- Job
Filter the entries below, keeping only lines with the word "Configuración".

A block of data
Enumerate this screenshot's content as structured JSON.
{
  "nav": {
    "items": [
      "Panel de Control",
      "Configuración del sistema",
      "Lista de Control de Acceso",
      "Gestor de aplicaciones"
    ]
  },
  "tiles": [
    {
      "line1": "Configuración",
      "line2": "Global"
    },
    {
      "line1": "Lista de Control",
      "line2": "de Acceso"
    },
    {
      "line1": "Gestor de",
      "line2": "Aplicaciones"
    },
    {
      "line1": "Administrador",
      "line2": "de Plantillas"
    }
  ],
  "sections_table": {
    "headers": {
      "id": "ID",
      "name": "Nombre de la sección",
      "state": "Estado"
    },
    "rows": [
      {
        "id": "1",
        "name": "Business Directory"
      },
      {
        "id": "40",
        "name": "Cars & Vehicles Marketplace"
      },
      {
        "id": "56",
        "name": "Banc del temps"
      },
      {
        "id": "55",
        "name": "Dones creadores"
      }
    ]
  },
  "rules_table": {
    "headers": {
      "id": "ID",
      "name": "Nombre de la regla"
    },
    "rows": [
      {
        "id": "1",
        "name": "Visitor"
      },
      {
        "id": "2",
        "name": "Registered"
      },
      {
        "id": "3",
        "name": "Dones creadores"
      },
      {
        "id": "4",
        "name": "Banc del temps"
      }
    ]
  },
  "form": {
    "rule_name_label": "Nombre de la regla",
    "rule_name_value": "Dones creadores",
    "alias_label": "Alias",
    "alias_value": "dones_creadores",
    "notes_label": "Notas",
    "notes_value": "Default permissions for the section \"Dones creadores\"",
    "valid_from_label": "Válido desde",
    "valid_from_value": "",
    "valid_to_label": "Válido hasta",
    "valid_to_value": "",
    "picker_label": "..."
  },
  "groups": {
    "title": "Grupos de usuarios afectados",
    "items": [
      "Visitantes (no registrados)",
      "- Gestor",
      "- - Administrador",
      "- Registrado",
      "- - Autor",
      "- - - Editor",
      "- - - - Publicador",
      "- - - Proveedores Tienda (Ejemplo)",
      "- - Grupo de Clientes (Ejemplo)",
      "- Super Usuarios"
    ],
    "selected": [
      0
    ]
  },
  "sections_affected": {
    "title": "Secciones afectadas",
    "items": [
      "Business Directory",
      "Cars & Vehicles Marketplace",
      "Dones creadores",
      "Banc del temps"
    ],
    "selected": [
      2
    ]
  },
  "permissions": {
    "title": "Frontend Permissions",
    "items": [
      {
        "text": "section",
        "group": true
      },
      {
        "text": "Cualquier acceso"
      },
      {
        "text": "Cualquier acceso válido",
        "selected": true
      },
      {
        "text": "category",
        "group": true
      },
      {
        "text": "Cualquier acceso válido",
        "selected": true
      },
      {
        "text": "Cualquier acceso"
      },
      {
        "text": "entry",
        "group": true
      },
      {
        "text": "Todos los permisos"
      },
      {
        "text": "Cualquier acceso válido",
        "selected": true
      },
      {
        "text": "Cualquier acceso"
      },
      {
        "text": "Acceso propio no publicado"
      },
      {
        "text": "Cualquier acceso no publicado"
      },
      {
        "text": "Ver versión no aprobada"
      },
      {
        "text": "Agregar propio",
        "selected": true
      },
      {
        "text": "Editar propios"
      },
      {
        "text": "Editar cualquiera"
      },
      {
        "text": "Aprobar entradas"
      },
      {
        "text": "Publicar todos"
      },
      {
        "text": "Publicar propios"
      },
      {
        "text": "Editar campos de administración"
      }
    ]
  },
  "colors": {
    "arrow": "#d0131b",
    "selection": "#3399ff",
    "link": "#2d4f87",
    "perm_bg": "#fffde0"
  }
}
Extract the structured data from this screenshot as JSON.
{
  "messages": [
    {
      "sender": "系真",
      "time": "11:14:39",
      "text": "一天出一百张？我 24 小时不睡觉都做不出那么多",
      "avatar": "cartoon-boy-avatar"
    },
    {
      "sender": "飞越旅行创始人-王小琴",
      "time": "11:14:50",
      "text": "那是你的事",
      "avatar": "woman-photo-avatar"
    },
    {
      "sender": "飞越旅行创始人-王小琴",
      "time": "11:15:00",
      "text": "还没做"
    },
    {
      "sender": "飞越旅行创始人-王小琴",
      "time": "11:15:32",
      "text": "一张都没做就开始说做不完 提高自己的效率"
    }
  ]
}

- Expected answer
      "Configuración del sistema",
      "line1": "Configuración",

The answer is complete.